Examine the entries and show every line in which the word "Речицкого" is found.

▶ Items from a dataset
[Start]

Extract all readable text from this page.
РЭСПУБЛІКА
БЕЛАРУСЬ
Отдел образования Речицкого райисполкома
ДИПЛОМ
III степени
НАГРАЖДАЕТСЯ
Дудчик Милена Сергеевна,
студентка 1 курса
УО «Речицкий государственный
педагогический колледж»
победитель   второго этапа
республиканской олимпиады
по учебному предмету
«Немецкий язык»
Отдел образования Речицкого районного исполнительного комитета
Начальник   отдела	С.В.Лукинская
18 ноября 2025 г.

[End]

▶ TASK OUTPUT
Отдел образования Речицкого райисполкома
Отдел образования Речицкого районного исполнительного комитета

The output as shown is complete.